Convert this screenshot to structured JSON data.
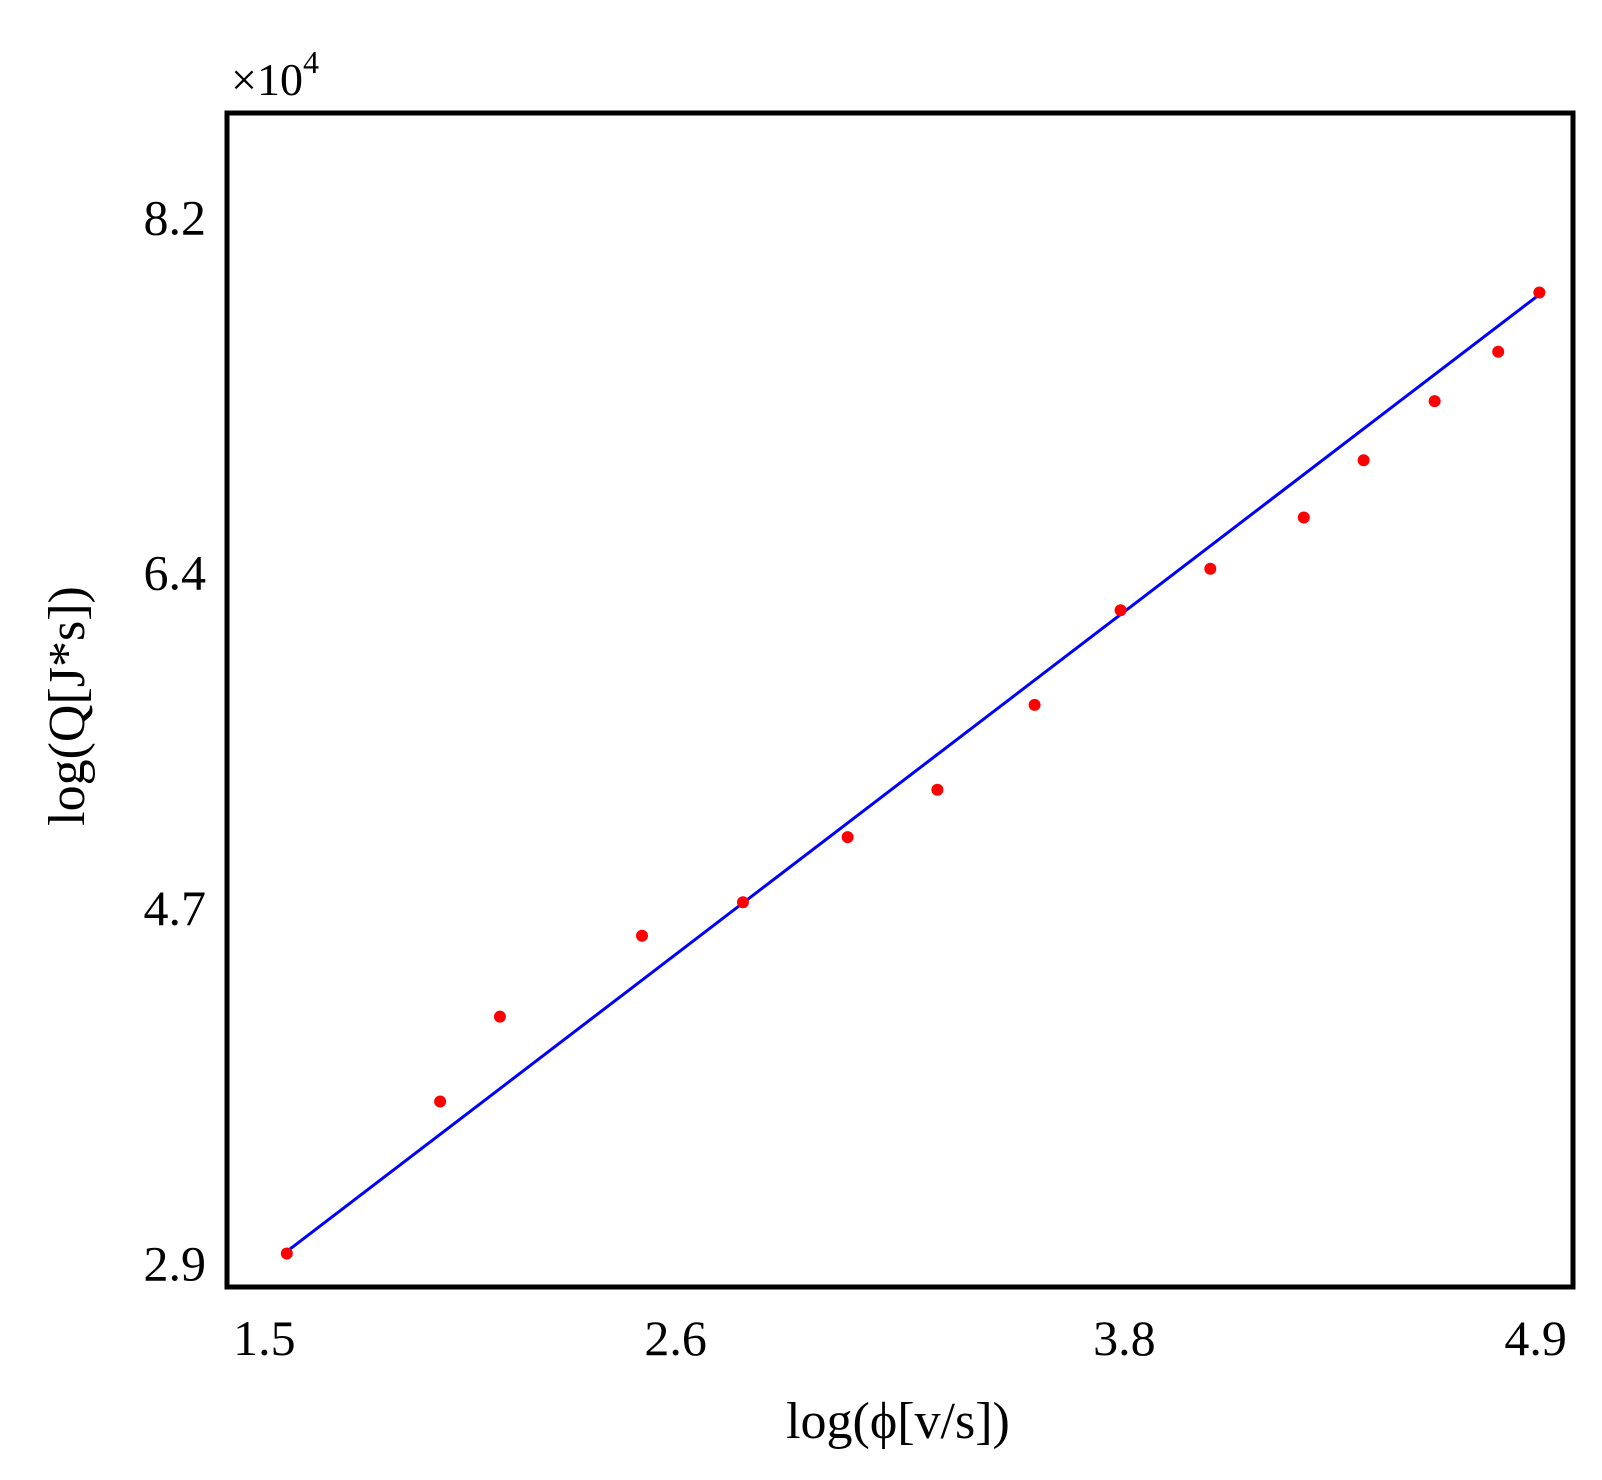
{
  "chart_data": {
    "type": "scatter",
    "title": "",
    "xlabel": "log(ϕ[v/s])",
    "ylabel": "log(Q[J*s])",
    "y_multiplier": {
      "base": "×10",
      "exponent": "4"
    },
    "x_ticks": [
      1.5,
      2.6,
      3.8,
      4.9
    ],
    "x_tick_labels": [
      "1.5",
      "2.6",
      "3.8",
      "4.9"
    ],
    "y_ticks": [
      2.9,
      4.7,
      6.4,
      8.2
    ],
    "y_tick_labels": [
      "2.9",
      "4.7",
      "6.4",
      "8.2"
    ],
    "xlim": [
      1.4,
      5.0
    ],
    "ylim": [
      2.78,
      8.73
    ],
    "grid": false,
    "legend": "none",
    "series": [
      {
        "type": "scatter",
        "color": "#ff0000",
        "x": [
          1.56,
          1.97,
          2.13,
          2.51,
          2.78,
          3.06,
          3.3,
          3.56,
          3.79,
          4.03,
          4.28,
          4.44,
          4.63,
          4.8,
          4.91
        ],
        "y": [
          2.95,
          3.72,
          4.15,
          4.56,
          4.73,
          5.06,
          5.3,
          5.73,
          6.21,
          6.42,
          6.68,
          6.97,
          7.27,
          7.52,
          7.82
        ]
      },
      {
        "type": "line",
        "color": "#0000ff",
        "x": [
          1.56,
          4.91
        ],
        "y": [
          2.96,
          7.81
        ]
      }
    ]
  }
}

■ Written instruction
The answer is a single number: how many lines include the word "type"?

■ Final result
3